### [Task objective]
Your task is to copy each line that has the word "this".

■ ■ ■

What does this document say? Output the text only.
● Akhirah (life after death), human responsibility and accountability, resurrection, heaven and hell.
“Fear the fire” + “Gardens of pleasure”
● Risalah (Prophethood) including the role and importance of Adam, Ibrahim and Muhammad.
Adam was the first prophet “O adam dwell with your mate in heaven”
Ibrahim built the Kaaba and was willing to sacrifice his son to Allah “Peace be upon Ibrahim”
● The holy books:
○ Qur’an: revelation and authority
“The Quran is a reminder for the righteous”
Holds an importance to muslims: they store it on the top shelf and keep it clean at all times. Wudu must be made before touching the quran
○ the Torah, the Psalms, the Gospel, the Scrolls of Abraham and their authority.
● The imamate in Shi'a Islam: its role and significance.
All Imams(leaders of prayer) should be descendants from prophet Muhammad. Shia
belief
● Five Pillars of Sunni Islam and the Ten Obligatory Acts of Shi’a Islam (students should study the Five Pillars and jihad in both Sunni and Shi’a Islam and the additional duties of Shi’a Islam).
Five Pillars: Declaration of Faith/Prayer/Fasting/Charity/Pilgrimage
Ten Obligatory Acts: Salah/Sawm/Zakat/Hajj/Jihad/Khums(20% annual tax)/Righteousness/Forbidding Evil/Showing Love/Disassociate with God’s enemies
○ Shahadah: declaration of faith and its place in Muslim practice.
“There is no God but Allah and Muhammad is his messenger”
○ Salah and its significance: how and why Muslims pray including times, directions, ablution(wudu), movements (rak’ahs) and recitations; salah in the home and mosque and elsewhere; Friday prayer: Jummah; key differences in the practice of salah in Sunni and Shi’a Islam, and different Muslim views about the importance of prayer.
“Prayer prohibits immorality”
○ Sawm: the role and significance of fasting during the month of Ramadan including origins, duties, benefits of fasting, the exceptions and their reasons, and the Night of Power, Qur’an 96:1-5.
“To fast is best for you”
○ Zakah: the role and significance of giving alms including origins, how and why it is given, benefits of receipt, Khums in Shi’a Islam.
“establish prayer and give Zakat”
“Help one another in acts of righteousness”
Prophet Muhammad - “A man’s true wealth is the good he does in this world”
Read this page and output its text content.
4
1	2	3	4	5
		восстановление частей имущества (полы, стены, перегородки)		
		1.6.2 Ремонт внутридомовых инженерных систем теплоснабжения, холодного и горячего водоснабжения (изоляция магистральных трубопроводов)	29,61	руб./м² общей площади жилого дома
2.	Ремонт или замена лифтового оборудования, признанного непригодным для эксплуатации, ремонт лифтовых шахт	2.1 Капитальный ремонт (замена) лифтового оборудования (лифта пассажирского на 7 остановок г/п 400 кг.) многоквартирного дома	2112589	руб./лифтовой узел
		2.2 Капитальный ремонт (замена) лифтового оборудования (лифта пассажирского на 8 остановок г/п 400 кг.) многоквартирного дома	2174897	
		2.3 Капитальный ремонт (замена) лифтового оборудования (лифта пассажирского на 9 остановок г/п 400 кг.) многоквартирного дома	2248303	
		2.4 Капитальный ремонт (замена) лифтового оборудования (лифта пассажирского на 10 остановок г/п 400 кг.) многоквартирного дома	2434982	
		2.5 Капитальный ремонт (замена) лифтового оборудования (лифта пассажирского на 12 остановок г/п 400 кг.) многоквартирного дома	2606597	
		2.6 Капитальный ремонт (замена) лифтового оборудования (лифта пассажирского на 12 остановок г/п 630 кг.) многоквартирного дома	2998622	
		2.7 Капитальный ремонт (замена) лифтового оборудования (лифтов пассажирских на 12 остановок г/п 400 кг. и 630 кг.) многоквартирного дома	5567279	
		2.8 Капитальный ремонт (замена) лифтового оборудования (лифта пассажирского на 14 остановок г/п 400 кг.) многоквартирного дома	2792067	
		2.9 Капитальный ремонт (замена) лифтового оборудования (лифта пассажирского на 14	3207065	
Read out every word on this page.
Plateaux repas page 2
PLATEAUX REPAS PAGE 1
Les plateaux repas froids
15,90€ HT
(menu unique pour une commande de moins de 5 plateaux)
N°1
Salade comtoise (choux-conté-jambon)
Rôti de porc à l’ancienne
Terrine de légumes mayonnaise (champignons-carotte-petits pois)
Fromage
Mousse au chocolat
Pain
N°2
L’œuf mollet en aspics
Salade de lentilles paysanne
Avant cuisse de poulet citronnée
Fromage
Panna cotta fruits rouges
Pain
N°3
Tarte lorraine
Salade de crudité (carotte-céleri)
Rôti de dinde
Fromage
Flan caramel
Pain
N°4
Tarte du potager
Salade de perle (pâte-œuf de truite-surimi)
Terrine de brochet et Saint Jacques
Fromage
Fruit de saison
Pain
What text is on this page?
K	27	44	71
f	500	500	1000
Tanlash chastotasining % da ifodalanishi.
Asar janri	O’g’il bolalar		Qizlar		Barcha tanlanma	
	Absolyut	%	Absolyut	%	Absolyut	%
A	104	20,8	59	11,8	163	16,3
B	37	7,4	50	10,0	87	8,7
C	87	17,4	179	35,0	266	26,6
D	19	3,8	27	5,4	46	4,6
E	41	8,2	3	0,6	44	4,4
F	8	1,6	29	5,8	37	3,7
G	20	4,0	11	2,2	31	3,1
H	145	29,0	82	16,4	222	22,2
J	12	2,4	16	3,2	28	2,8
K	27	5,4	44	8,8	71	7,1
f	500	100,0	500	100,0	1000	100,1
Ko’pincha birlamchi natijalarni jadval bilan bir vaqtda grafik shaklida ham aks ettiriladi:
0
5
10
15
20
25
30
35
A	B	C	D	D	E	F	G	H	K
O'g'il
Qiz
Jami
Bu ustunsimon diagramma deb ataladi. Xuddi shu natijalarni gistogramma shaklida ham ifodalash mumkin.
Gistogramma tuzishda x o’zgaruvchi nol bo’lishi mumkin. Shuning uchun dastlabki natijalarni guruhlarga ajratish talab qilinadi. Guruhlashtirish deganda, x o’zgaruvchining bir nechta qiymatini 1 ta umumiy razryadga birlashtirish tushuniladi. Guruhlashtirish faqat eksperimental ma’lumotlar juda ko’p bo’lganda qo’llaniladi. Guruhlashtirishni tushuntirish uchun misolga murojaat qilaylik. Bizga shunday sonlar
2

■ ■ ■

### [Completed task]
What does this document say? Output the text only.
Prophet Muhammad - “A man’s true wealth is the good he does in this world”
Read this page and output its text content.
Read out every word on this page.
What text is on this page?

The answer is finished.